SUPPLIED INFORMATION
◇ ◇ ◇ ◇ ◇ ◇ ◇

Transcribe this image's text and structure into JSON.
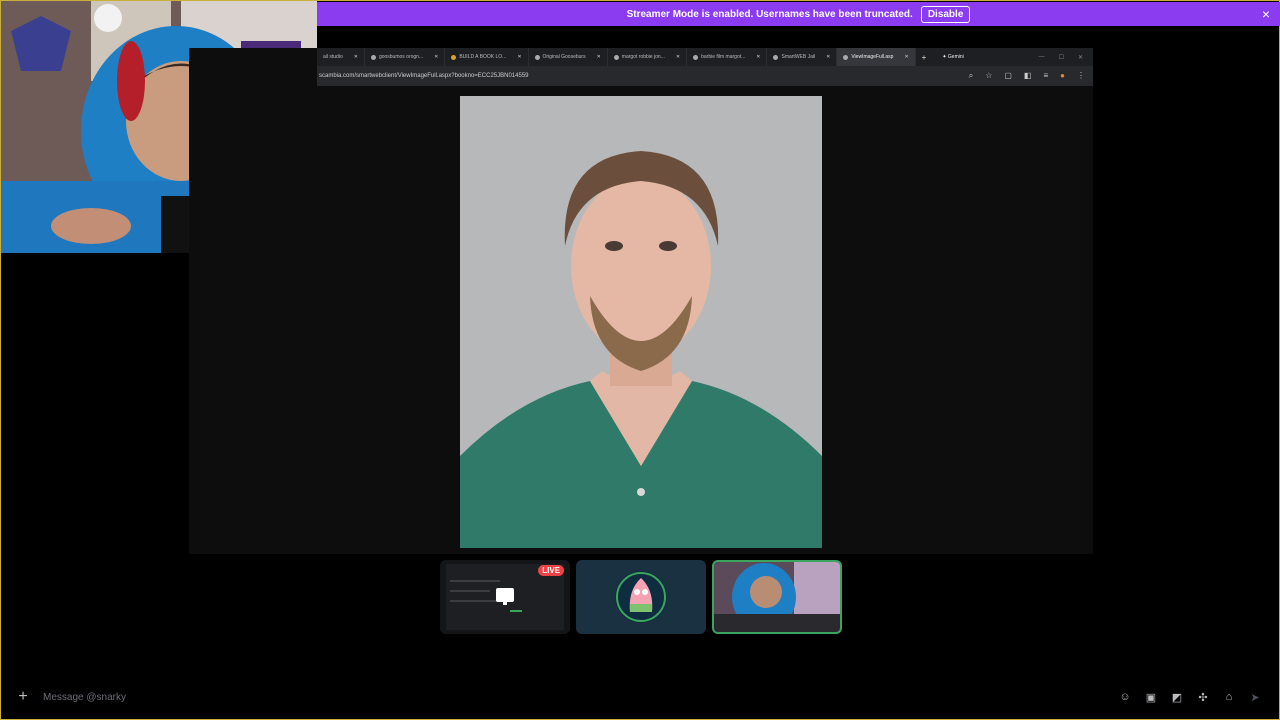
{
  "banner": {
    "message": "Streamer Mode is enabled. Usernames have been truncated.",
    "disable_label": "Disable",
    "close_icon": "×"
  },
  "browser": {
    "tabs": [
      {
        "label": "ail studio"
      },
      {
        "label": "goosbumos orogn..."
      },
      {
        "label": "BUILD A BOOK LO..."
      },
      {
        "label": "Original Gooseburs"
      },
      {
        "label": "margot robbie jon..."
      },
      {
        "label": "barbie film margot..."
      },
      {
        "label": "SmartWEB Jail"
      },
      {
        "label": "ViewImageFull.asp"
      }
    ],
    "new_tab_icon": "+",
    "gemini_label": "✦ Gemini",
    "url": "scambia.com/smartwebclient/ViewImageFull.aspx?bookno=ECC25JBN014559"
  },
  "tiles": {
    "live_badge": "LIVE"
  },
  "message_bar": {
    "add_icon": "+",
    "placeholder": "Message @snarky"
  },
  "colors": {
    "banner": "#8b3bf0",
    "live": "#ed4245",
    "speaking_border": "#3ba55d"
  }
}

◇ ◇ ◇ ◇ ◇ ◇ ◇

CHALLENGE
Set down the records in full and exactly. Do not carry over any image.

ANSWER TO THIS PROBLEM
Transcribe this image's text and structure into JSON.
{
  "banner": {
    "message": "Streamer Mode is enabled. Usernames have been truncated.",
    "disable_label": "Disable",
    "close_icon": "×"
  },
  "browser": {
    "tabs": [
      {
        "label": "ail studio"
      },
      {
        "label": "goosbumos orogn..."
      },
      {
        "label": "BUILD A BOOK LO..."
      },
      {
        "label": "Original Gooseburs"
      },
      {
        "label": "margot robbie jon..."
      },
      {
        "label": "barbie film margot..."
      },
      {
        "label": "SmartWEB Jail"
      },
      {
        "label": "ViewImageFull.asp"
      }
    ],
    "new_tab_icon": "+",
    "gemini_label": "✦ Gemini",
    "url": "scambia.com/smartwebclient/ViewImageFull.aspx?bookno=ECC25JBN014559"
  },
  "tiles": {
    "live_badge": "LIVE"
  },
  "message_bar": {
    "add_icon": "+",
    "placeholder": "Message @snarky"
  },
  "colors": {
    "banner": "#8b3bf0",
    "live": "#ed4245",
    "speaking_border": "#3ba55d"
  }
}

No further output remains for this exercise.